YOUR TASKS:
A – In the ext4 patch email, which commit converted ext4 direct IO writes to the iomap framework?
B – Continue the ext4 patch email from its last line.
--- START SELECTED EXTRACT ---
Subject: [PATCH 0/3] ext4: Fix data corruption when extending DIO write races with buffered read

Hello,

This patch series fixes a bug manifesting as occasional generic/418 failure
when direct IO write extending a file races with buffered read. Patch 1
extends iomap DIO code to pass original IO size to ->end_dio handler so that
ext4 can tell whether everything has succeeded and we don't need expensive
DIO cleanup (possible truncate of leftover blocks beyond i_size). Patch 2
fixes the ext4 bug, patch 3 fixes unrelated problem I've found in ext4 DIO
code.

Honza

2021-04-12 10:24:52

by Jan Kara

[permalink] [raw]

Subject: [PATCH 2/3] ext4: Fix occasional generic/418 failure

Eric has noticed that after pagecache read rework, generic/418 is
occasionally failing for ext4 when blocksize < pagesize. In fact, the
pagecache rework just made hard to hit race in ext4 more likely. The
problem is that since ext4 conversion of direct IO writes to iomap
framework (commit 378f32bab371), we update inode size after direct IO
write only after invalidating page cache. Thus if buffered read sneaks
at unfortunate moment like:

CPU1 - write at offset 1k CPU2 - read from offset 0
iomap_dio_rw(..., IOMAP_DIO_FORCE_WAIT);
ext4_readpage();
ext4_handle_inode_extension()
--- END SELECTED EXTRACT ---
--- START MATERIAL PROVIDED ---
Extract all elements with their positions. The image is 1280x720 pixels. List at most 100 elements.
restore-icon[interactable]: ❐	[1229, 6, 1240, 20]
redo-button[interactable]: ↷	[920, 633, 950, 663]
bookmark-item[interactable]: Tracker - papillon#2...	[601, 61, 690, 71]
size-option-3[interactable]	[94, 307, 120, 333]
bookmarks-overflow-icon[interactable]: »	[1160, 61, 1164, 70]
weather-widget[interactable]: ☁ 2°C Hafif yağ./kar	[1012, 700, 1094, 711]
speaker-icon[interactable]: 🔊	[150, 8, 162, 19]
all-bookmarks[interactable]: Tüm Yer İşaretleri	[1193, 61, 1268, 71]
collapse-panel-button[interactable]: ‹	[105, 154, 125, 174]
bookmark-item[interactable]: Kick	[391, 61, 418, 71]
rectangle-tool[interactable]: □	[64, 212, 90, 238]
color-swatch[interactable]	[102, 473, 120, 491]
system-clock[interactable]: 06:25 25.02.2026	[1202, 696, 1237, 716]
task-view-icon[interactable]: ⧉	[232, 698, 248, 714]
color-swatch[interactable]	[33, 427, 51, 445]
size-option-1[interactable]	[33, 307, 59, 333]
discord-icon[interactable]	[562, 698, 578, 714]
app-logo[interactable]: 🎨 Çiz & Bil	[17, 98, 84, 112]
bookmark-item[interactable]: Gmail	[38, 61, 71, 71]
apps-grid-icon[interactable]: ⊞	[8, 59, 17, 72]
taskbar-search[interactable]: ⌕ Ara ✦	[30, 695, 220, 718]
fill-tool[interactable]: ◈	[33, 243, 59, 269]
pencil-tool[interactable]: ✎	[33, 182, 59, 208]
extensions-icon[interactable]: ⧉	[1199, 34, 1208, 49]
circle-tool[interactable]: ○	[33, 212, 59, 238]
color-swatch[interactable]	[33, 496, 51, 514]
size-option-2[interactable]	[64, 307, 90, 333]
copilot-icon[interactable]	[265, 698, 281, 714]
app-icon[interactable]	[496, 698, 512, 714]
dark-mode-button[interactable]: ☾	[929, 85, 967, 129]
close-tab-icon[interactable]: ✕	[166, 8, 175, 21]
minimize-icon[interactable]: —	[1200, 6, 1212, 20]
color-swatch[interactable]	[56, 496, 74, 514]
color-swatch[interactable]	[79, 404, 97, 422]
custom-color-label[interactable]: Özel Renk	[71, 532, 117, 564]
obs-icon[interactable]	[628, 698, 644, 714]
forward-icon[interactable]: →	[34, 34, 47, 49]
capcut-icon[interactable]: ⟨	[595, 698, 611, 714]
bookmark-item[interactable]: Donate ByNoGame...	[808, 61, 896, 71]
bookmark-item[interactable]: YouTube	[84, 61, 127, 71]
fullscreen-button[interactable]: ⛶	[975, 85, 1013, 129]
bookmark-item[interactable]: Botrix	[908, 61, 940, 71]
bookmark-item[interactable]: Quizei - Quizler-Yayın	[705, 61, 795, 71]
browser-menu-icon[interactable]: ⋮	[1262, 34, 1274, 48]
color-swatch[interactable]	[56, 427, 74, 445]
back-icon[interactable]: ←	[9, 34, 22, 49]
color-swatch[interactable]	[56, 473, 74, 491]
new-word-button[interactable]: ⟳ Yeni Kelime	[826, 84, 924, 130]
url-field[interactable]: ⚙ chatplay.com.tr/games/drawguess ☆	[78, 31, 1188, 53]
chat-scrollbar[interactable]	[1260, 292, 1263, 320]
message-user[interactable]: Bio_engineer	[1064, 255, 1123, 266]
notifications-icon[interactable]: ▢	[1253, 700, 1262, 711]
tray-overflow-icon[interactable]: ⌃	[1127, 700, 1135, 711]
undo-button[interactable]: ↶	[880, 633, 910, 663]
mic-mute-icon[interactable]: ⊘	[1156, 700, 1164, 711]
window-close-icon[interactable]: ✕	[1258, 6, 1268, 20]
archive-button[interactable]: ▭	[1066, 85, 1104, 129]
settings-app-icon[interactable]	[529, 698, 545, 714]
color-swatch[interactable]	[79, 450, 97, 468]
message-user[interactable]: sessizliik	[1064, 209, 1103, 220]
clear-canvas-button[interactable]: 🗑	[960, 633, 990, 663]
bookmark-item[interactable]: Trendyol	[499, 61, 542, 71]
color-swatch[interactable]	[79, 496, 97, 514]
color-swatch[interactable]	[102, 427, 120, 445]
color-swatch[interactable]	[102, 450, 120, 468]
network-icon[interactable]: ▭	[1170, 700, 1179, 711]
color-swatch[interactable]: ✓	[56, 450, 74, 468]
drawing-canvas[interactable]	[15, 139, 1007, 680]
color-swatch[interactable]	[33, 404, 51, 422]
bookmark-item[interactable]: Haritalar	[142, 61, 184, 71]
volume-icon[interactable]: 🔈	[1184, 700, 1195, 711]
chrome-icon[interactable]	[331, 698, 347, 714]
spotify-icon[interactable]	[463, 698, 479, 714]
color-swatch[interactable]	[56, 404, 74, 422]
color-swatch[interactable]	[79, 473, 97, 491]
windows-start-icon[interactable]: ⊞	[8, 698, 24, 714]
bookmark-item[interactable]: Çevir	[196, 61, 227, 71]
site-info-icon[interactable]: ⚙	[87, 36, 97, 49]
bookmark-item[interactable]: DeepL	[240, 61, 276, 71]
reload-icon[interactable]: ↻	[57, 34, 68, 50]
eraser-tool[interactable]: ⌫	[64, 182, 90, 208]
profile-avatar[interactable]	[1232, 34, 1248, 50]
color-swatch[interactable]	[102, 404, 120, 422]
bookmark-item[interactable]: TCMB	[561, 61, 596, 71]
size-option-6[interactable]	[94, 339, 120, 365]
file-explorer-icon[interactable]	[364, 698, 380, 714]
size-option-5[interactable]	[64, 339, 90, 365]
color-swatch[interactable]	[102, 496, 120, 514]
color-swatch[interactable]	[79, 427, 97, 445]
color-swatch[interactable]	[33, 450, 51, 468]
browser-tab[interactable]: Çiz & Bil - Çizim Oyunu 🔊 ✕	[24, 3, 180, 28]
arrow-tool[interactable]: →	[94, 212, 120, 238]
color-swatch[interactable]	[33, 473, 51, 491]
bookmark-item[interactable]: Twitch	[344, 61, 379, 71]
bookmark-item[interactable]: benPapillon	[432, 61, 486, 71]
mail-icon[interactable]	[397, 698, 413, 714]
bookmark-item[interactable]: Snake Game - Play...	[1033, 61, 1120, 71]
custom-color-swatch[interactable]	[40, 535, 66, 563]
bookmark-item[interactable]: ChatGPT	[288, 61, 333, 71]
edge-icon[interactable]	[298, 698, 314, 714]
--- END MATERIAL PROVIDED ---
THE RESULTS:
A – Commit 378f32bab371.

B –
the read will zero out tail of the page as it still sees smaller inode
size and thus page cache becomes inconsistent with on-disk contents with
all the consequences.

Fix the problem by moving inode size update into end_io handler which
gets called before the page cache is invalidated.

Reported-by: Eric Whitney <[email protected]>
Fixes: 378f32bab371 ("ext4: introduce direct I/O write using iomap infrastructure")
Signed-off-by: Jan Kara <[email protected]>
---
fs/ext4/file.c | 185 ++++++++++++++++++++++++++-----------------------
1 file changed, 99 insertions(+), 86 deletions(-)

diff --git a/fs/ext4/file.c b/fs/ext4/file.c
index 2505313d96b0..ec59ea078f53 100644
--- a/fs/ext4/file.c
+++ b/fs/ext4/file.c
@@ -280,11 +280,67 @@ static ssize_t ext4_buffered_write_iter(struct kiocb *iocb,
return ret;
}

+static int ext4_prepare_dio_extend(struct inode *inode)
+{
+ handle_t *handle;
+ int ret;
+
+ handle = ext4_journal_start(inode, EXT4_HT_INODE, 2);
+ if (IS_ERR(handle))
+ return PTR_ERR(handle);
+
+ ext4_fc_start_update(inode);
+ ret = ext4_orphan_add(handle, inode);
+ ext4_fc_stop_update(inode);
+ if (ret) {
+ ext4_journal_stop(handle);
+ return ret;
+ }
+ ext4_journal_stop(handle);
+ return 0;
+}
+
+static void ext4_cleanup_dio_extend(struct inode *inode, loff_t offset,
+ ssize_t written, size_t count)
+{
+ handle_t *handle;
+ u8 blkbits = inode->i_blkbits;
+ ext4_lblk_t written_blk, end_blk;
+
+ written_blk = ALIGN(offset + written, 1 << blkbits);
+ end_blk = ALIGN(offset + count, 1 << blkbits);
+ if (written_blk < end_blk && ext4_can_truncate(inode)) {
+ ext4_truncate_failed_write(inode);
+ /*
+ * If the truncate operation failed early, then the inode may
+ * still be on the orphan list. In that case, we need to try
+ * remove the inode from the in-memory linked list.
+ */
+ if (inode->i_nlink)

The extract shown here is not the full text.